Figs. 2a and 2b illustrate exemplary embodiments of the invention as implemented in an automotive infotainment system. In some embodiments, a module 102 is implemented in various other playback systems/devices (e.g., televisions, computers, tablets, smart phones, home audio systems, streaming devices, portable audio systems, and the like), which likewise include both hardware and software and involve adaptive streaming of media content. In some embodiments, the invention is implemented as part of a software development kit (SDK) integrated used by a playback system.

In Fig. 2a, a device (e.g., a system implementing aspects of the invention) includes a head unit device 220 (e.g., media source device, media playback device, media streaming device, A/V receiver, navigation system, radio, etc.) and an amplifier device 230, each including various hardware and software components. The head unit 220 includes various components such as several communication interfaces 222 for receiving and/or transmitting data (e.g., USB, Wifi, LTE), one or more processors 224 (e.g., ARM, DSP, etc.), and memory (not pictured) storing an operating system 226 and applications 228 (e.g., streaming applications such as Tidal or Amazon Music, media player applications, etc.), and other modules (e.g., module 102 or other modules 203, e.g. a mixer) for implementing aspects of the present disclosure.

As illustrated in Fig. 2a, the amplifier device 230 is coupled to the head unit device 220 via one or more media bus interfaces 232 (e.g., Automotive Audio Bus - A2B, Audio Video Bridging - AVB, Media Oriented Systems Transport - MOST, Controller Area Network - CAN, etc.) for receiving and/or transmitting data between components (e.g., PCM audio data between the head unit device 220 and one or more amplifier devices 230). The amplifier device 230 includes a signal processor (DSP) 234 for processing audio (e.g., mapping audio to appropriate speaker configurations, equalization, level-matching, compensating for aspects of the reproduction environment (cabin acoustics, ambient noise), etc.). The amplifier device 230 may also include hardware and software for generating signals for driving a plurality of speakers 236 from processed audio (e.g., audio generated by the DSP 234 based on the received PCM audio from the head unit device 220).

Fig. 2b illustrates an alternative implementation of module 102.

As illustrated in Fig. 2b, module 102 is located within amplifier device 230 rather than in head unit device 220 as shown in Fig. 2a.

Suppression of switching artifacts

Artifacts occurring at the switch points between object-based (Atmos) and channel -based decoding/playback are mitigated by modifying both the audio data as well as object audio metadata (OAMD metadata).

The timing diagram 300 (Fig. 3) illustrates how the audio content is divided into frames at different stages of the decoder.

● **Information provided**
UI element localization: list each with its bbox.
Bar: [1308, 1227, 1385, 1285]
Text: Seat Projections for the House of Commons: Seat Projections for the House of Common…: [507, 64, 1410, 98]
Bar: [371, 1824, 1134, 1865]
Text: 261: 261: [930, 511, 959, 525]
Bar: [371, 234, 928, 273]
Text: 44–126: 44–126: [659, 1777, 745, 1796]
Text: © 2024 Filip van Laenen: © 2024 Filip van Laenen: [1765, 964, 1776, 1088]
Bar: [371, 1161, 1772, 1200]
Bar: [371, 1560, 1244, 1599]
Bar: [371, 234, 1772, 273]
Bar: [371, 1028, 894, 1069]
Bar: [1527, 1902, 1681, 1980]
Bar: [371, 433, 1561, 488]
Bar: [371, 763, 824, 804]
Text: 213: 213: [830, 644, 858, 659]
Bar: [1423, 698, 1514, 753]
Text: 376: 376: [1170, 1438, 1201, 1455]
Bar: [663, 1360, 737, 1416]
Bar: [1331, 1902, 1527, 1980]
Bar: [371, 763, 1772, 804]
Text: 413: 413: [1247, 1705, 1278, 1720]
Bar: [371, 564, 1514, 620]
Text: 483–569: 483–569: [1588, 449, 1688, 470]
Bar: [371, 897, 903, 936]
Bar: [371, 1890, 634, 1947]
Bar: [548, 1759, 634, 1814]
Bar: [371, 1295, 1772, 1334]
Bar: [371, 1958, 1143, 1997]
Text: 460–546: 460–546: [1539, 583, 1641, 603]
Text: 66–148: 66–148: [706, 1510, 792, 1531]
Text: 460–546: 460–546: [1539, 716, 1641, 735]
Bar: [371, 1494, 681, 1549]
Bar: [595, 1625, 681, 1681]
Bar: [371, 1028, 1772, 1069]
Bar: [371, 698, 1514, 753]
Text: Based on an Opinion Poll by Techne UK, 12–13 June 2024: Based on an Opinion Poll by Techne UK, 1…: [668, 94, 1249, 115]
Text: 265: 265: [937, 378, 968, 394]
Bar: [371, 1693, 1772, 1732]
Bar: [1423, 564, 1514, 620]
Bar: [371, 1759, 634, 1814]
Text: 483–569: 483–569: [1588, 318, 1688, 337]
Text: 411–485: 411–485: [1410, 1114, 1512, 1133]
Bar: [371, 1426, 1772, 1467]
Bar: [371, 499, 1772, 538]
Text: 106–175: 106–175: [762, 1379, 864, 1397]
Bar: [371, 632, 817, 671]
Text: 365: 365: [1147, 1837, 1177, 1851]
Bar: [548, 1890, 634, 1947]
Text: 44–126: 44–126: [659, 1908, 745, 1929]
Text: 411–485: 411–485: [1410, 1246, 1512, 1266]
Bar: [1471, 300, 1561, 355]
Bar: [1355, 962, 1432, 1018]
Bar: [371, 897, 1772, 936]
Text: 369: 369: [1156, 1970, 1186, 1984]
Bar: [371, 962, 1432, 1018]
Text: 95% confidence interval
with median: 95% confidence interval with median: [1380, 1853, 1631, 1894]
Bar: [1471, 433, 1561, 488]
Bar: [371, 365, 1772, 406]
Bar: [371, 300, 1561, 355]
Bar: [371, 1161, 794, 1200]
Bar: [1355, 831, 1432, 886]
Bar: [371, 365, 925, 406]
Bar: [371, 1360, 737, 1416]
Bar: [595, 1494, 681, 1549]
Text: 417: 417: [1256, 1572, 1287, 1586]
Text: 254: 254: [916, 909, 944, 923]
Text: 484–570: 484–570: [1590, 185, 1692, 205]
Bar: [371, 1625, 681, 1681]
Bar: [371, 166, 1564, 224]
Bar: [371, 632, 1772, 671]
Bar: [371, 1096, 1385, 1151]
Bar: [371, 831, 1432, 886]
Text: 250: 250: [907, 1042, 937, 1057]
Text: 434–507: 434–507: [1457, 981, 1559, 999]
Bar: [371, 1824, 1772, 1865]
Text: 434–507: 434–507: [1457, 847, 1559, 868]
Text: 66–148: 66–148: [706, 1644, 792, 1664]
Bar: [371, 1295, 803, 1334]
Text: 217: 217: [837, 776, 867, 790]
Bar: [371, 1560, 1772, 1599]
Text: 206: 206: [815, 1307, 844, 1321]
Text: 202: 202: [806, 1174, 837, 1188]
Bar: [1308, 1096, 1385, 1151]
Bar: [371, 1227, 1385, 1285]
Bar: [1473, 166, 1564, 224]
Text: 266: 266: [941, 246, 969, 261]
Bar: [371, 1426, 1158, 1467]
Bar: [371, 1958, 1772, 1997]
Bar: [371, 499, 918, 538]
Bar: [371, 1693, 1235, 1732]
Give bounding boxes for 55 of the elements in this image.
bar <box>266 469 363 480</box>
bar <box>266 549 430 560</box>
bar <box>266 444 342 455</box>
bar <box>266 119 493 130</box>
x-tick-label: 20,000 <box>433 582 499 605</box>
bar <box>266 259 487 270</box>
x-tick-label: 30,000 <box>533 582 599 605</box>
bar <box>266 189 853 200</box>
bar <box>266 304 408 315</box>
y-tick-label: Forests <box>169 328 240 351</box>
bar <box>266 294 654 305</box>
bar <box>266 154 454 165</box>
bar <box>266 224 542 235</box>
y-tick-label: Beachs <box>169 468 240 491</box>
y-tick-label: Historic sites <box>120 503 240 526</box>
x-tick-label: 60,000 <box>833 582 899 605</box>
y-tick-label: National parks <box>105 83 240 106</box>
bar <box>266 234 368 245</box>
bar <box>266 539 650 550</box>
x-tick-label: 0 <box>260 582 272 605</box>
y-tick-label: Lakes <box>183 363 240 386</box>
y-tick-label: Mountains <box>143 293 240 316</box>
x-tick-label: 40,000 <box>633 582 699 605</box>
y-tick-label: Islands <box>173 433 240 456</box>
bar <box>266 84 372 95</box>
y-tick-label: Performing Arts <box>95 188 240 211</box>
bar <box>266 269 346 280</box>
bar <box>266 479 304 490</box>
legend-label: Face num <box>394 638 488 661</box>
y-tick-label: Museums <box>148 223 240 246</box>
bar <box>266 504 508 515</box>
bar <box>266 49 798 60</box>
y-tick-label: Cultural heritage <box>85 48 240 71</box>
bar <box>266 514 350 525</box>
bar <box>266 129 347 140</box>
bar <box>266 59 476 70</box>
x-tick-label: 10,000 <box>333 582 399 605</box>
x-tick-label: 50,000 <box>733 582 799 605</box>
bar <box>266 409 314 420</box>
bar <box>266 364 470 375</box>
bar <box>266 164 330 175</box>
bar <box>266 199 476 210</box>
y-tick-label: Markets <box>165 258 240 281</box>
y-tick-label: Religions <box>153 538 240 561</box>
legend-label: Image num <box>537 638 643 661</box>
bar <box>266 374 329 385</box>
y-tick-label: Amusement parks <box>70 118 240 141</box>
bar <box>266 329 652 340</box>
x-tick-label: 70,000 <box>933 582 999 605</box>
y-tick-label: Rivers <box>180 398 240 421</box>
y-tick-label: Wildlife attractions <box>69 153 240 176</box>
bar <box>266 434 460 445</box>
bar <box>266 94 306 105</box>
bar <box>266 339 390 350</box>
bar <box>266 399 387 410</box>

● **Given instruction**
Pick up the passage on the automotive audio system and its switching artifacts after its final sentence, and continue writing it.

● **Exercise response**
The timing diagram 300 includes three columns that indicate the content type of the input frames: either object-based content (first and last column) or channel-based content (middle column). In the example, six input frames 302 are indicated, with input frames 302-1 and 302-2 comprising object-based content, input frames 302-3 and 302-4 comprising channel-based content and input frames 302-5 and 302-6 comprising object-based content. In the example, the object-based content comprises Dolby Atmos content. However, the invention can be used with other object- based formats as well. The input frames are extracted from one or more bitstreams. For example, a single bitstream that supports an object-based audio format and a channel -based audio format is used, such DD+JOC (Dolby Digital Plus Joint Object Coding) bitstream or an AC-4 bitstream. In an example, the input frames 302 are received in accordance with an adaptive streaming protocol, such as MPEG-DASH, HTTP Live Streaming (HLS), Low-Latency HLS. In such an example, the decoder may request audio in a channel-based format when available bandwidth is relatively low, while requesting audio in an object-based format when available bandwidth is relatively high.

The decoder generates output frames 304 based on the input frames 302. The example of Figure 3 shows six output frames, 304-1 to 304-6. In the example, only part of input frame 304-1 is shown.

Each input frame 302 and output frame 304 includes L samples. In the example, L is equal to 1536 samples, corresponding to the number of samples used per input frame in a Dolby Digital Plus (DD+) bitstream or a DD+JOC bitstream. However, the invention is not limited to this specific number of samples or to a specific bitstream format.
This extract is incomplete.